(Записи размеченных областей)
════════

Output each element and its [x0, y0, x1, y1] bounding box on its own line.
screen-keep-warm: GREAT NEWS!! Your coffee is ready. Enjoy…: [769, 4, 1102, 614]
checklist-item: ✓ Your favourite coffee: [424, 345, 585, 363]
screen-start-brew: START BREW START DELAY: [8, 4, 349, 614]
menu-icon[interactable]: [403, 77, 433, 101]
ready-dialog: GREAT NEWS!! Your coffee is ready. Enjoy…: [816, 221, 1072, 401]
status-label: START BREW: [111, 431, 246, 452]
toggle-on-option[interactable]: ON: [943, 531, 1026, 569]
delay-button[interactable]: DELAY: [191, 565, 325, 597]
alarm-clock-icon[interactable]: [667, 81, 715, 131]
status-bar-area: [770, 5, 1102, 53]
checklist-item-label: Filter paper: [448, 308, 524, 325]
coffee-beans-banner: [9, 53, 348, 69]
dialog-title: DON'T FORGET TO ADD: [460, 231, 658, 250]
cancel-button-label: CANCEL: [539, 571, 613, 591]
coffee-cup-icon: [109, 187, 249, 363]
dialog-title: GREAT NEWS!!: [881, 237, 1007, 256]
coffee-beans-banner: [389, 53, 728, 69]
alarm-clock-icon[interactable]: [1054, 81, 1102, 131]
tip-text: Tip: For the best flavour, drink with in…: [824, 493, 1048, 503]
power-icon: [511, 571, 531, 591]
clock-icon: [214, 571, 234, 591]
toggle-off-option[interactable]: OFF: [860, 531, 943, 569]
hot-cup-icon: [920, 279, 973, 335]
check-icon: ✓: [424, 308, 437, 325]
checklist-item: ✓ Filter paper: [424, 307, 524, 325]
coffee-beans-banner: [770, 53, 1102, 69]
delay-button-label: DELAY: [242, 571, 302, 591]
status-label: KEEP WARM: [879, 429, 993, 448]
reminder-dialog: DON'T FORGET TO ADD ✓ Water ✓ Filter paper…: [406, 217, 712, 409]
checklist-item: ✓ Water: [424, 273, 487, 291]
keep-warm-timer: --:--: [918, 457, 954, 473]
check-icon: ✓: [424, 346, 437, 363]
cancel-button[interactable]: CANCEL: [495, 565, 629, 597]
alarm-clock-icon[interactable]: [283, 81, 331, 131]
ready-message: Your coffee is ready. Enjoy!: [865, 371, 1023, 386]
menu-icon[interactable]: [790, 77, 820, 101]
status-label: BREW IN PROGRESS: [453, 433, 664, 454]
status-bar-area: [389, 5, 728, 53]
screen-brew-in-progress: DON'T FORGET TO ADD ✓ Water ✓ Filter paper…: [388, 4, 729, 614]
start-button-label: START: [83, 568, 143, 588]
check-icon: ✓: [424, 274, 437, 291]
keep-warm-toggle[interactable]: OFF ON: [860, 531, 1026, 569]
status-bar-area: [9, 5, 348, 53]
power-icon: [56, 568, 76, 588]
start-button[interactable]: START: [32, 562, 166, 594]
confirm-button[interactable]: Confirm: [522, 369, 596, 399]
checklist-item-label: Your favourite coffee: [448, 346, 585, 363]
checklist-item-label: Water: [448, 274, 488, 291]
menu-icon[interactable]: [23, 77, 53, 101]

════════

**ЗАДАНИЕ**
Приведите повторно все строки выше, не изменяя в них ни одного символа.

**ОТВЕТ**
Output each element and its [x0, y0, x1, y1] bounding box on its own line.
screen-keep-warm: GREAT NEWS!! Your coffee is ready. Enjoy…: [769, 4, 1102, 614]
checklist-item: ✓ Your favourite coffee: [424, 345, 585, 363]
screen-start-brew: START BREW START DELAY: [8, 4, 349, 614]
menu-icon[interactable]: [403, 77, 433, 101]
ready-dialog: GREAT NEWS!! Your coffee is ready. Enjoy…: [816, 221, 1072, 401]
status-label: START BREW: [111, 431, 246, 452]
toggle-on-option[interactable]: ON: [943, 531, 1026, 569]
delay-button[interactable]: DELAY: [191, 565, 325, 597]
alarm-clock-icon[interactable]: [667, 81, 715, 131]
status-bar-area: [770, 5, 1102, 53]
checklist-item-label: Filter paper: [448, 308, 524, 325]
coffee-beans-banner: [9, 53, 348, 69]
dialog-title: DON'T FORGET TO ADD: [460, 231, 658, 250]
cancel-button-label: CANCEL: [539, 571, 613, 591]
coffee-cup-icon: [109, 187, 249, 363]
dialog-title: GREAT NEWS!!: [881, 237, 1007, 256]
coffee-beans-banner: [389, 53, 728, 69]
alarm-clock-icon[interactable]: [1054, 81, 1102, 131]
tip-text: Tip: For the best flavour, drink with in…: [824, 493, 1048, 503]
power-icon: [511, 571, 531, 591]
clock-icon: [214, 571, 234, 591]
toggle-off-option[interactable]: OFF: [860, 531, 943, 569]
hot-cup-icon: [920, 279, 973, 335]
check-icon: ✓: [424, 308, 437, 325]
checklist-item: ✓ Filter paper: [424, 307, 524, 325]
coffee-beans-banner: [770, 53, 1102, 69]
delay-button-label: DELAY: [242, 571, 302, 591]
status-label: KEEP WARM: [879, 429, 993, 448]
reminder-dialog: DON'T FORGET TO ADD ✓ Water ✓ Filter paper…: [406, 217, 712, 409]
checklist-item: ✓ Water: [424, 273, 487, 291]
keep-warm-timer: --:--: [918, 457, 954, 473]
check-icon: ✓: [424, 346, 437, 363]
cancel-button[interactable]: CANCEL: [495, 565, 629, 597]
alarm-clock-icon[interactable]: [283, 81, 331, 131]
ready-message: Your coffee is ready. Enjoy!: [865, 371, 1023, 386]
menu-icon[interactable]: [790, 77, 820, 101]
status-label: BREW IN PROGRESS: [453, 433, 664, 454]
status-bar-area: [389, 5, 728, 53]
screen-brew-in-progress: DON'T FORGET TO ADD ✓ Water ✓ Filter paper…: [388, 4, 729, 614]
start-button-label: START: [83, 568, 143, 588]
check-icon: ✓: [424, 274, 437, 291]
keep-warm-toggle[interactable]: OFF ON: [860, 531, 1026, 569]
status-bar-area: [9, 5, 348, 53]
power-icon: [56, 568, 76, 588]
start-button[interactable]: START: [32, 562, 166, 594]
confirm-button[interactable]: Confirm: [522, 369, 596, 399]
checklist-item-label: Your favourite coffee: [448, 346, 585, 363]
checklist-item-label: Water: [448, 274, 488, 291]
menu-icon[interactable]: [23, 77, 53, 101]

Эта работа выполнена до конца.